RECORDS FOR PROCESSING:

+++

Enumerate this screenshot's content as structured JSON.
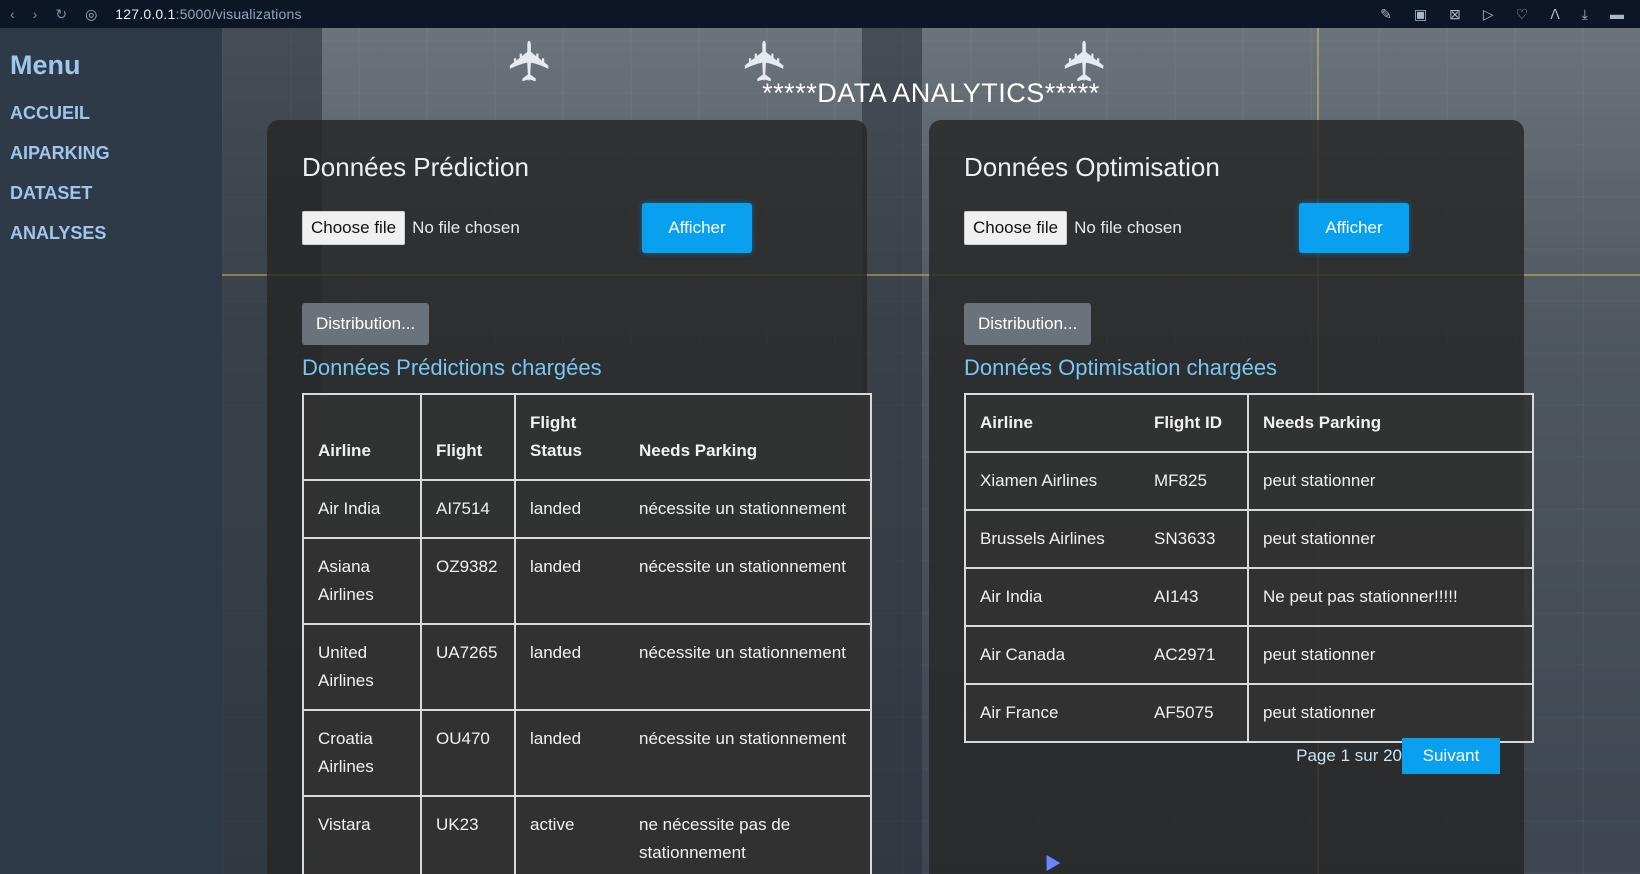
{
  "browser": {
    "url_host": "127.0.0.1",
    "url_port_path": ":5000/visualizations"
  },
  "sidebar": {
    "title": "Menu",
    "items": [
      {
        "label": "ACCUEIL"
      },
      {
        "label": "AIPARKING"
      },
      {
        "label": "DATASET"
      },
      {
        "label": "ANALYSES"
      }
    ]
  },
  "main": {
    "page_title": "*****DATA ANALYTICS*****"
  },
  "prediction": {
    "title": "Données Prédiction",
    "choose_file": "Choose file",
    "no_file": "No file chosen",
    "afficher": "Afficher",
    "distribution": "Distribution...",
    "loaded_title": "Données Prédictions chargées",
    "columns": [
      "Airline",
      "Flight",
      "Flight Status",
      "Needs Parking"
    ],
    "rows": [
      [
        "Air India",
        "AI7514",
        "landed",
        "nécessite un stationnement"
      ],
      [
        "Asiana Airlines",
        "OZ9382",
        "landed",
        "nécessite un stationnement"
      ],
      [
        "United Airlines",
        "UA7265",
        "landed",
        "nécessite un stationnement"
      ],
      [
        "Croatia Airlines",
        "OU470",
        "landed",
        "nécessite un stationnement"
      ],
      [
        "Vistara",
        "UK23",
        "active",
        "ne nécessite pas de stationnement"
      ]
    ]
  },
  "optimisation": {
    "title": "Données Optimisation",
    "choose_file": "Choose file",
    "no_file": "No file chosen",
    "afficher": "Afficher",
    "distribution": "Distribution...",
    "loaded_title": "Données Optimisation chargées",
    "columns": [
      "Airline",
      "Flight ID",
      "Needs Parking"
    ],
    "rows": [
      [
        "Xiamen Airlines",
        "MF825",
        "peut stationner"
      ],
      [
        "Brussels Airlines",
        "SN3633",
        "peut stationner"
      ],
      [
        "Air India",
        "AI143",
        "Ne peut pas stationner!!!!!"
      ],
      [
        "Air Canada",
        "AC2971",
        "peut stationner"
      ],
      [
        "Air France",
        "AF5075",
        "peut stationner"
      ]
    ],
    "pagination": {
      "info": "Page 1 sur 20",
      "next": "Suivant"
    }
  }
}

+++

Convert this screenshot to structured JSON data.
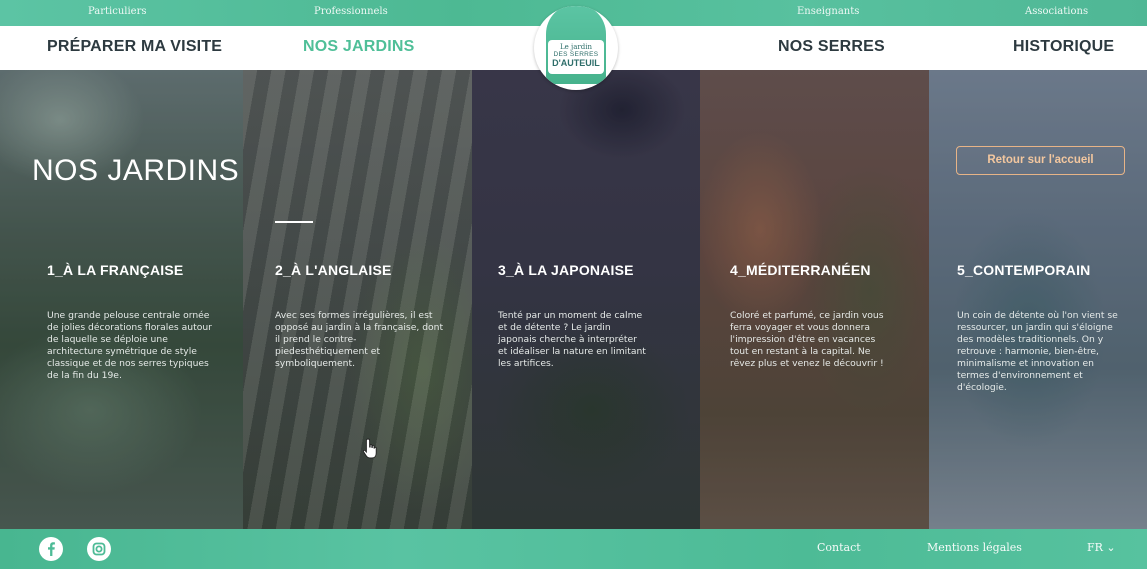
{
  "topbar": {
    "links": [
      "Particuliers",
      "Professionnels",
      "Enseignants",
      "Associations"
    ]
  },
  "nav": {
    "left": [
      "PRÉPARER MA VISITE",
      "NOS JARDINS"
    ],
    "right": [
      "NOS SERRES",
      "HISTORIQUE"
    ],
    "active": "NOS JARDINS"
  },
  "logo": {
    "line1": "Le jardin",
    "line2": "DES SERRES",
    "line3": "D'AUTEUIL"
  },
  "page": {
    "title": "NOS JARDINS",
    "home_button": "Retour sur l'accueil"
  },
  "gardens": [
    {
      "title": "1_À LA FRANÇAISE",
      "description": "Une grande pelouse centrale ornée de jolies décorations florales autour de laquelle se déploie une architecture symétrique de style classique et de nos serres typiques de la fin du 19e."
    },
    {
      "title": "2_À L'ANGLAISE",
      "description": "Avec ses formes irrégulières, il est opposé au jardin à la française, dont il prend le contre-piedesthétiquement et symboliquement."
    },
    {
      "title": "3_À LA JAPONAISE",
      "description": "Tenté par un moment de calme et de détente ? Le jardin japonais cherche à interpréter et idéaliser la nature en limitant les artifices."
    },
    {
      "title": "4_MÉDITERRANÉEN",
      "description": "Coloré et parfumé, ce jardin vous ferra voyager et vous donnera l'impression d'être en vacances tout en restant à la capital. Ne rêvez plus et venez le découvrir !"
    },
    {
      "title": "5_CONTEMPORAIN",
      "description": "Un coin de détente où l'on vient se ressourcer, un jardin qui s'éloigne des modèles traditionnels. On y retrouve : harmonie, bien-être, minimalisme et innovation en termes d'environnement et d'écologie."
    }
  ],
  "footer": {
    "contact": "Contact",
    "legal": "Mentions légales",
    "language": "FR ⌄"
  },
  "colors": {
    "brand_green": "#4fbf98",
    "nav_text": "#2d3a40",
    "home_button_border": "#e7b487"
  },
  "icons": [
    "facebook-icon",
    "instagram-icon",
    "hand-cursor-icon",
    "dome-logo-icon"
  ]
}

+++

AIM OF THE EXERCISE: Give only the number of lines in the listing above that include the string "Données".

TASK RESPONSE: 4